Task to complete:
Below is a listing; write it out exactly and drop any images from it.

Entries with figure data
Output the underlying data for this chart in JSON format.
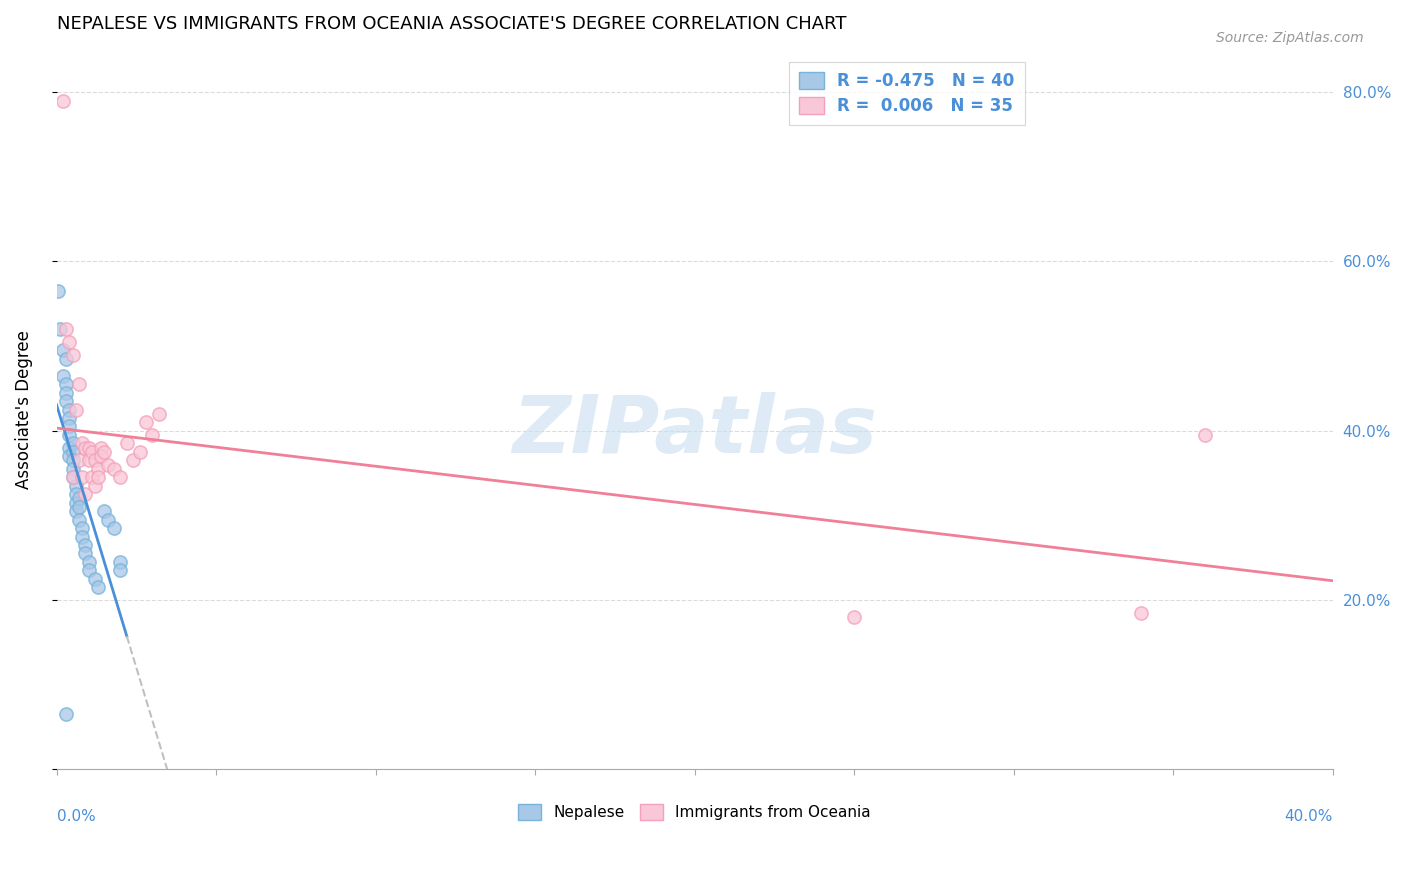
{
  "title": "NEPALESE VS IMMIGRANTS FROM OCEANIA ASSOCIATE'S DEGREE CORRELATION CHART",
  "source": "Source: ZipAtlas.com",
  "ylabel": "Associate's Degree",
  "y_ticks": [
    0.0,
    0.2,
    0.4,
    0.6,
    0.8
  ],
  "y_tick_labels": [
    "",
    "20.0%",
    "40.0%",
    "60.0%",
    "80.0%"
  ],
  "x_lim": [
    0.0,
    0.4
  ],
  "y_lim": [
    0.0,
    0.85
  ],
  "nepalese_x": [
    0.0005,
    0.001,
    0.002,
    0.002,
    0.003,
    0.003,
    0.003,
    0.003,
    0.004,
    0.004,
    0.004,
    0.004,
    0.004,
    0.004,
    0.005,
    0.005,
    0.005,
    0.005,
    0.005,
    0.006,
    0.006,
    0.006,
    0.006,
    0.007,
    0.007,
    0.007,
    0.008,
    0.008,
    0.009,
    0.009,
    0.01,
    0.01,
    0.012,
    0.013,
    0.015,
    0.016,
    0.018,
    0.02,
    0.02,
    0.003
  ],
  "nepalese_y": [
    0.565,
    0.52,
    0.495,
    0.465,
    0.485,
    0.455,
    0.445,
    0.435,
    0.425,
    0.415,
    0.405,
    0.395,
    0.38,
    0.37,
    0.385,
    0.375,
    0.365,
    0.355,
    0.345,
    0.335,
    0.325,
    0.315,
    0.305,
    0.32,
    0.31,
    0.295,
    0.285,
    0.275,
    0.265,
    0.255,
    0.245,
    0.235,
    0.225,
    0.215,
    0.305,
    0.295,
    0.285,
    0.245,
    0.235,
    0.065
  ],
  "oceania_x": [
    0.002,
    0.003,
    0.004,
    0.005,
    0.005,
    0.006,
    0.007,
    0.007,
    0.008,
    0.008,
    0.009,
    0.009,
    0.01,
    0.01,
    0.011,
    0.011,
    0.012,
    0.012,
    0.013,
    0.013,
    0.014,
    0.014,
    0.015,
    0.016,
    0.018,
    0.02,
    0.022,
    0.024,
    0.026,
    0.028,
    0.03,
    0.032,
    0.36,
    0.34,
    0.25
  ],
  "oceania_y": [
    0.79,
    0.52,
    0.505,
    0.49,
    0.345,
    0.425,
    0.455,
    0.365,
    0.385,
    0.345,
    0.38,
    0.325,
    0.38,
    0.365,
    0.375,
    0.345,
    0.365,
    0.335,
    0.355,
    0.345,
    0.38,
    0.37,
    0.375,
    0.36,
    0.355,
    0.345,
    0.385,
    0.365,
    0.375,
    0.41,
    0.395,
    0.42,
    0.395,
    0.185,
    0.18
  ],
  "nepalese_face_color": "#a8c8e8",
  "nepalese_edge_color": "#7ab3d9",
  "oceania_face_color": "#f9c8d8",
  "oceania_edge_color": "#f4a0b8",
  "nepalese_line_color": "#4a90d9",
  "oceania_line_color": "#f08098",
  "dash_color": "#c0c0c0",
  "watermark": "ZIPatlas",
  "watermark_color": "#c8dff0",
  "tick_label_color": "#4a90d9",
  "legend_r1": "R = -0.475   N = 40",
  "legend_r2": "R =  0.006   N = 35",
  "bottom_legend_nepalese": "Nepalese",
  "bottom_legend_oceania": "Immigrants from Oceania"
}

Exercise result:
Output the underlying data for this chart in JSON format.
{
  "title": "NEPALESE VS IMMIGRANTS FROM OCEANIA ASSOCIATE'S DEGREE CORRELATION CHART",
  "source": "Source: ZipAtlas.com",
  "ylabel": "Associate's Degree",
  "y_ticks": [
    0.0,
    0.2,
    0.4,
    0.6,
    0.8
  ],
  "y_tick_labels": [
    "",
    "20.0%",
    "40.0%",
    "60.0%",
    "80.0%"
  ],
  "x_lim": [
    0.0,
    0.4
  ],
  "y_lim": [
    0.0,
    0.85
  ],
  "nepalese_x": [
    0.0005,
    0.001,
    0.002,
    0.002,
    0.003,
    0.003,
    0.003,
    0.003,
    0.004,
    0.004,
    0.004,
    0.004,
    0.004,
    0.004,
    0.005,
    0.005,
    0.005,
    0.005,
    0.005,
    0.006,
    0.006,
    0.006,
    0.006,
    0.007,
    0.007,
    0.007,
    0.008,
    0.008,
    0.009,
    0.009,
    0.01,
    0.01,
    0.012,
    0.013,
    0.015,
    0.016,
    0.018,
    0.02,
    0.02,
    0.003
  ],
  "nepalese_y": [
    0.565,
    0.52,
    0.495,
    0.465,
    0.485,
    0.455,
    0.445,
    0.435,
    0.425,
    0.415,
    0.405,
    0.395,
    0.38,
    0.37,
    0.385,
    0.375,
    0.365,
    0.355,
    0.345,
    0.335,
    0.325,
    0.315,
    0.305,
    0.32,
    0.31,
    0.295,
    0.285,
    0.275,
    0.265,
    0.255,
    0.245,
    0.235,
    0.225,
    0.215,
    0.305,
    0.295,
    0.285,
    0.245,
    0.235,
    0.065
  ],
  "oceania_x": [
    0.002,
    0.003,
    0.004,
    0.005,
    0.005,
    0.006,
    0.007,
    0.007,
    0.008,
    0.008,
    0.009,
    0.009,
    0.01,
    0.01,
    0.011,
    0.011,
    0.012,
    0.012,
    0.013,
    0.013,
    0.014,
    0.014,
    0.015,
    0.016,
    0.018,
    0.02,
    0.022,
    0.024,
    0.026,
    0.028,
    0.03,
    0.032,
    0.36,
    0.34,
    0.25
  ],
  "oceania_y": [
    0.79,
    0.52,
    0.505,
    0.49,
    0.345,
    0.425,
    0.455,
    0.365,
    0.385,
    0.345,
    0.38,
    0.325,
    0.38,
    0.365,
    0.375,
    0.345,
    0.365,
    0.335,
    0.355,
    0.345,
    0.38,
    0.37,
    0.375,
    0.36,
    0.355,
    0.345,
    0.385,
    0.365,
    0.375,
    0.41,
    0.395,
    0.42,
    0.395,
    0.185,
    0.18
  ],
  "nepalese_face_color": "#a8c8e8",
  "nepalese_edge_color": "#7ab3d9",
  "oceania_face_color": "#f9c8d8",
  "oceania_edge_color": "#f4a0b8",
  "nepalese_line_color": "#4a90d9",
  "oceania_line_color": "#f08098",
  "dash_color": "#c0c0c0",
  "watermark": "ZIPatlas",
  "watermark_color": "#c8dff0",
  "tick_label_color": "#4a90d9",
  "legend_r1": "R = -0.475   N = 40",
  "legend_r2": "R =  0.006   N = 35",
  "bottom_legend_nepalese": "Nepalese",
  "bottom_legend_oceania": "Immigrants from Oceania"
}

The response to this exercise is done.